Collected data entries
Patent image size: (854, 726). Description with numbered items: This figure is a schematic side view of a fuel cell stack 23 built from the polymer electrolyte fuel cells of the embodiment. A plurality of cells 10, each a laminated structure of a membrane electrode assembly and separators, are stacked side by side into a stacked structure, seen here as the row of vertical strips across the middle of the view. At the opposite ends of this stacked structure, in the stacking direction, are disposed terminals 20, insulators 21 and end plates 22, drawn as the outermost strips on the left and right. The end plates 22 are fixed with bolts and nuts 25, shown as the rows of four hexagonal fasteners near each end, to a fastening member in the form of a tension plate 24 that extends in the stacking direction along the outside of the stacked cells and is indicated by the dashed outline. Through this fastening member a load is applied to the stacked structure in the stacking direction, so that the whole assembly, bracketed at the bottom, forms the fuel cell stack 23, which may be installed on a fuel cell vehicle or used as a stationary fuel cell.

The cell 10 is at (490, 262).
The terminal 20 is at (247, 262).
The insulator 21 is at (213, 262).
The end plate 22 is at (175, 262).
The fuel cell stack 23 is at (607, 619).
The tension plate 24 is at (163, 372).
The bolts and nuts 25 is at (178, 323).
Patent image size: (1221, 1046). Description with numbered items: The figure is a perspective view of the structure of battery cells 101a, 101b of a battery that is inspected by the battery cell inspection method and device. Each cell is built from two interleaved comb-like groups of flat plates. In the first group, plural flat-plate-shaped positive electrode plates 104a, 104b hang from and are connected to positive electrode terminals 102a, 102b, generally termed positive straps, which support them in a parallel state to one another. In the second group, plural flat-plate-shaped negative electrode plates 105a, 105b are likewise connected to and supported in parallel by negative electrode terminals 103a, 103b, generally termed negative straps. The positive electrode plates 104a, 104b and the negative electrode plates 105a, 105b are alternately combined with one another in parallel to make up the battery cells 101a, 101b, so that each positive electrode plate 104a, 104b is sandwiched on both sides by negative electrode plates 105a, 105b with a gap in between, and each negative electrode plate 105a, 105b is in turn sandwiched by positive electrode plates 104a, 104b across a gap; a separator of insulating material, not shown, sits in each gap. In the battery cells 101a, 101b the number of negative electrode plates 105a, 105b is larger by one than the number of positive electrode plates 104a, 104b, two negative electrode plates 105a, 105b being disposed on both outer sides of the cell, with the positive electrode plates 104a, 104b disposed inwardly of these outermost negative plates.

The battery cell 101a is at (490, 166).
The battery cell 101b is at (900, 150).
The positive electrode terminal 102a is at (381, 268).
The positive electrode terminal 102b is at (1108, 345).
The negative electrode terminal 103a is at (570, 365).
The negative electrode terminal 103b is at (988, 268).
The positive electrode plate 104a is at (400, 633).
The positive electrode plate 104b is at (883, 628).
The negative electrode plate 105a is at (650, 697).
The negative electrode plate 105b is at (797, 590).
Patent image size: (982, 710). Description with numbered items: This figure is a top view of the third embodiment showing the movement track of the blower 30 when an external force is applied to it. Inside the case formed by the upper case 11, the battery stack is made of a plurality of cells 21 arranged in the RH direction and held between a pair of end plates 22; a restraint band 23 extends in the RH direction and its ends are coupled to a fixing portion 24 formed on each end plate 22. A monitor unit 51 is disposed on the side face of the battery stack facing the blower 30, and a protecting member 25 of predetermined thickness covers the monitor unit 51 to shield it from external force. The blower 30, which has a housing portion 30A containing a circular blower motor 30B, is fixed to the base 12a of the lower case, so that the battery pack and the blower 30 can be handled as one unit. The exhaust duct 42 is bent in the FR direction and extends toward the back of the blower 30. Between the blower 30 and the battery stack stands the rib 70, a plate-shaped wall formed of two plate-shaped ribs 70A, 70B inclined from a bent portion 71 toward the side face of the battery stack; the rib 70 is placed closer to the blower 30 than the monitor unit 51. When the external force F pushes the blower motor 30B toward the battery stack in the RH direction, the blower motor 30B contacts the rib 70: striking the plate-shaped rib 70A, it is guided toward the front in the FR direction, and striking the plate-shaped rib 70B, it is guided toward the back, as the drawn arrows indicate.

- [GOAL OF THE EXERCISE] Please give an exact copy of every entry.

- [REPLY TO THE TASK]
Patent image size: (854, 726). Description with numbered items: This figure is a schematic side view of a fuel cell stack 23 built from the polymer electrolyte fuel cells of the embodiment. A plurality of cells 10, each a laminated structure of a membrane electrode assembly and separators, are stacked side by side into a stacked structure, seen here as the row of vertical strips across the middle of the view. At the opposite ends of this stacked structure, in the stacking direction, are disposed terminals 20, insulators 21 and end plates 22, drawn as the outermost strips on the left and right. The end plates 22 are fixed with bolts and nuts 25, shown as the rows of four hexagonal fasteners near each end, to a fastening member in the form of a tension plate 24 that extends in the stacking direction along the outside of the stacked cells and is indicated by the dashed outline. Through this fastening member a load is applied to the stacked structure in the stacking direction, so that the whole assembly, bracketed at the bottom, forms the fuel cell stack 23, which may be installed on a fuel cell vehicle or used as a stationary fuel cell.

The cell 10 is at (490, 262).
The terminal 20 is at (247, 262).
The insulator 21 is at (213, 262).
The end plate 22 is at (175, 262).
The fuel cell stack 23 is at (607, 619).
The tension plate 24 is at (163, 372).
The bolts and nuts 25 is at (178, 323).
Patent image size: (1221, 1046). Description with numbered items: The figure is a perspective view of the structure of battery cells 101a, 101b of a battery that is inspected by the battery cell inspection method and device. Each cell is built from two interleaved comb-like groups of flat plates. In the first group, plural flat-plate-shaped positive electrode plates 104a, 104b hang from and are connected to positive electrode terminals 102a, 102b, generally termed positive straps, which support them in a parallel state to one another. In the second group, plural flat-plate-shaped negative electrode plates 105a, 105b are likewise connected to and supported in parallel by negative electrode terminals 103a, 103b, generally termed negative straps. The positive electrode plates 104a, 104b and the negative electrode plates 105a, 105b are alternately combined with one another in parallel to make up the battery cells 101a, 101b, so that each positive electrode plate 104a, 104b is sandwiched on both sides by negative electrode plates 105a, 105b with a gap in between, and each negative electrode plate 105a, 105b is in turn sandwiched by positive electrode plates 104a, 104b across a gap; a separator of insulating material, not shown, sits in each gap. In the battery cells 101a, 101b the number of negative electrode plates 105a, 105b is larger by one than the number of positive electrode plates 104a, 104b, two negative electrode plates 105a, 105b being disposed on both outer sides of the cell, with the positive electrode plates 104a, 104b disposed inwardly of these outermost negative plates.

The battery cell 101a is at (490, 166).
The battery cell 101b is at (900, 150).
The positive electrode terminal 102a is at (381, 268).
The positive electrode terminal 102b is at (1108, 345).
The negative electrode terminal 103a is at (570, 365).
The negative electrode terminal 103b is at (988, 268).
The positive electrode plate 104a is at (400, 633).
The positive electrode plate 104b is at (883, 628).
The negative electrode plate 105a is at (650, 697).
The negative electrode plate 105b is at (797, 590).
Patent image size: (982, 710). Description with numbered items: This figure is a top view of the third embodiment showing the movement track of the blower 30 when an external force is applied to it. Inside the case formed by the upper case 11, the battery stack is made of a plurality of cells 21 arranged in the RH direction and held between a pair of end plates 22; a restraint band 23 extends in the RH direction and its ends are coupled to a fixing portion 24 formed on each end plate 22. A monitor unit 51 is disposed on the side face of the battery stack facing the blower 30, and a protecting member 25 of predetermined thickness covers the monitor unit 51 to shield it from external force. The blower 30, which has a housing portion 30A containing a circular blower motor 30B, is fixed to the base 12a of the lower case, so that the battery pack and the blower 30 can be handled as one unit. The exhaust duct 42 is bent in the FR direction and extends toward the back of the blower 30. Between the blower 30 and the battery stack stands the rib 70, a plate-shaped wall formed of two plate-shaped ribs 70A, 70B inclined from a bent portion 71 toward the side face of the battery stack; the rib 70 is placed closer to the blower 30 than the monitor unit 51. When the external force F pushes the blower motor 30B toward the battery stack in the RH direction, the blower motor 30B contacts the rib 70: striking the plate-shaped rib 70A, it is guided toward the front in the FR direction, and striking the plate-shaped rib 70B, it is guided toward the back, as the drawn arrows indicate.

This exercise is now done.